--- begin Information supplied ---
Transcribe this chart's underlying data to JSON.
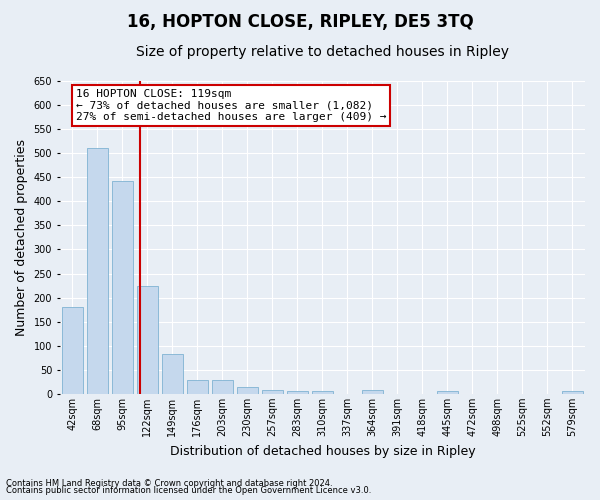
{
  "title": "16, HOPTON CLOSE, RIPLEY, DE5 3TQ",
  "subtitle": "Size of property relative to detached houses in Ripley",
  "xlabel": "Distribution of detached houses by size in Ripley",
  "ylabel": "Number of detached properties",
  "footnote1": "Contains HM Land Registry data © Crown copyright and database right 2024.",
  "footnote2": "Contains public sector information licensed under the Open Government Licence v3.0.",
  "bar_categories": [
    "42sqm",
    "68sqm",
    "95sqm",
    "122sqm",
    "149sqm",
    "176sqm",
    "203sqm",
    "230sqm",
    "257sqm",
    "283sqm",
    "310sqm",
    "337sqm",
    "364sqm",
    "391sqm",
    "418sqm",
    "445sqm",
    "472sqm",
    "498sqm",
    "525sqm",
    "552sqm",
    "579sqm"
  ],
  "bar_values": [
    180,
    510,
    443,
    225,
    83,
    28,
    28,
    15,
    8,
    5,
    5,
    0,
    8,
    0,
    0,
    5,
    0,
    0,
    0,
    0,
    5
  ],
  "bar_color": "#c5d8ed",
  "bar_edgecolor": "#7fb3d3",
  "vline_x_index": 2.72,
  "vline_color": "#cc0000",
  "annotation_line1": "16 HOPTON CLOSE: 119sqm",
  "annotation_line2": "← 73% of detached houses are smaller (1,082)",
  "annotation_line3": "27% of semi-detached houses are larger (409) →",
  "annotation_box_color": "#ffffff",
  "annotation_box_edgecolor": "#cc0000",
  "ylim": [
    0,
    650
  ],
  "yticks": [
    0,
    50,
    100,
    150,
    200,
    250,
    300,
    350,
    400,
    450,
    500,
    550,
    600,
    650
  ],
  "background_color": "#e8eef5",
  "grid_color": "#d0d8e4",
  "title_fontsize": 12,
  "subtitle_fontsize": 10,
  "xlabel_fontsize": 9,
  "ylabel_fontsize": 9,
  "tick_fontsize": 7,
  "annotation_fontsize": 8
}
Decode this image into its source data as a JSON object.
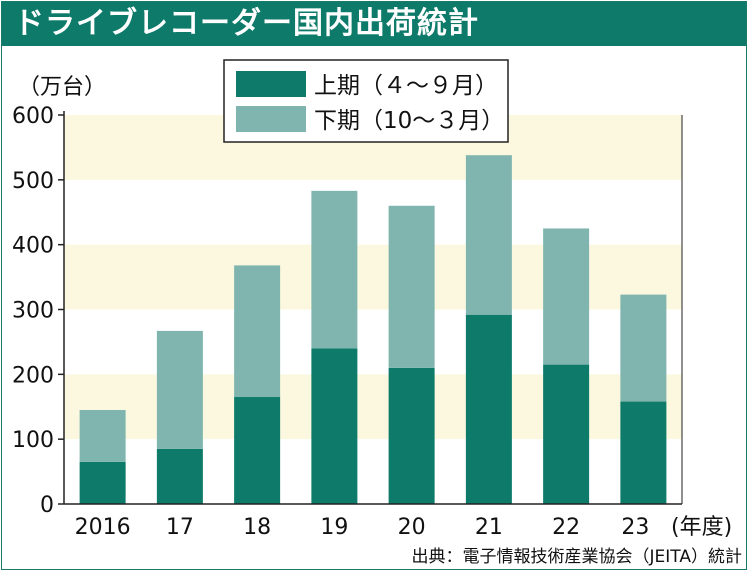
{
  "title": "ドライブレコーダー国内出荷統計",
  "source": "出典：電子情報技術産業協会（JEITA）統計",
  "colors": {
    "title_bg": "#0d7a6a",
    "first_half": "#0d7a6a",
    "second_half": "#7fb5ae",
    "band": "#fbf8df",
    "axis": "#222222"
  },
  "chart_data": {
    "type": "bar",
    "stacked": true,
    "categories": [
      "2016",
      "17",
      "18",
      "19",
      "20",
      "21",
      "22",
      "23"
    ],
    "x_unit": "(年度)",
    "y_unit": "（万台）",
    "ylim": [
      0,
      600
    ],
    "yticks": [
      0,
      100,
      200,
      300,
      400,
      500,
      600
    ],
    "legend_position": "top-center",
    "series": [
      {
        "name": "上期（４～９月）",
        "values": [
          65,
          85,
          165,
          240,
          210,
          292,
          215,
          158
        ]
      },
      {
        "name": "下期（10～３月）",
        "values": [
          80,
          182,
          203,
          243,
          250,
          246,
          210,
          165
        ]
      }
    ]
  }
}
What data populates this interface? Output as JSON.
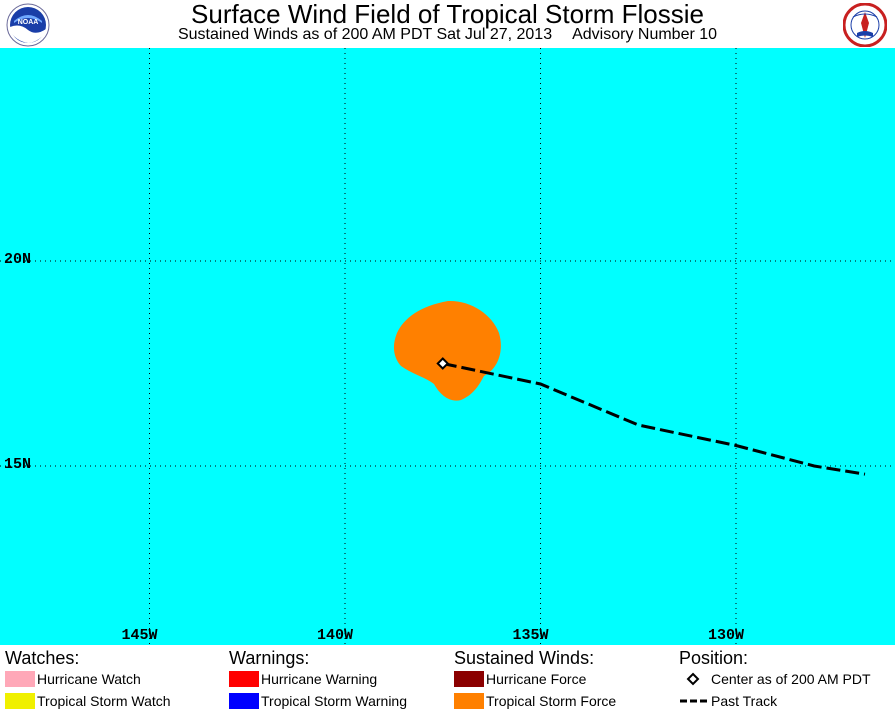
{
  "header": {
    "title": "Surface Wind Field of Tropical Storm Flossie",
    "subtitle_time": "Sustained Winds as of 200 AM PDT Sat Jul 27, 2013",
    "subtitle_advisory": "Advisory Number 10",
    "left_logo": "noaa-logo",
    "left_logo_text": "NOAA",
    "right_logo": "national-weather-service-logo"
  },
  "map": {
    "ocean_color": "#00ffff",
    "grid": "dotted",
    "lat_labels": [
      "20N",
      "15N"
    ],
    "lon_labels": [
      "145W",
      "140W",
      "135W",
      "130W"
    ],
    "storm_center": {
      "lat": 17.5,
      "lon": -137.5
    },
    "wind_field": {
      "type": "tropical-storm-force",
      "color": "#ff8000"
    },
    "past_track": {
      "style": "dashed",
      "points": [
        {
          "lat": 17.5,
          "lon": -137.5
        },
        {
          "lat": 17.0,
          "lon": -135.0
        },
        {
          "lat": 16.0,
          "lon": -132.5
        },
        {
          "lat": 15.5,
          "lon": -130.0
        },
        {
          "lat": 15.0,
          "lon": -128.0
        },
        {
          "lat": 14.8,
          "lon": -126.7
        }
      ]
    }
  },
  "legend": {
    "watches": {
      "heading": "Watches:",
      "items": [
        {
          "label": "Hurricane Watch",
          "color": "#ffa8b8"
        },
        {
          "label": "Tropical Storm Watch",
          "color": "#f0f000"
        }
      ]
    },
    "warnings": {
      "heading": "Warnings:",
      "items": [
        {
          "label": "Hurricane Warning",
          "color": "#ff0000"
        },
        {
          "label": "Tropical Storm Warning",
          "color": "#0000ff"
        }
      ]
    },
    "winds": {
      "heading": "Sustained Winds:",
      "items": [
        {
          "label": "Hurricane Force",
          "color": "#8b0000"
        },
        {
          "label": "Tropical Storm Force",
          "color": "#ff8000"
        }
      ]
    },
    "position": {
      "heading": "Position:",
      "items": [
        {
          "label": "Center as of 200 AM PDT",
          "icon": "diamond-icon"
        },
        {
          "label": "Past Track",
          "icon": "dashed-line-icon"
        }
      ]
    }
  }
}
--- end Information supplied ---
_What to do_.
Among the lines of the data, identify those with the word "this". Copy each of them.

_Result of the exercise_.
Transcribe this chart's underlying data to JSON.
Decode this image into its source data as a JSON object.
What data populates this interface? Output as JSON.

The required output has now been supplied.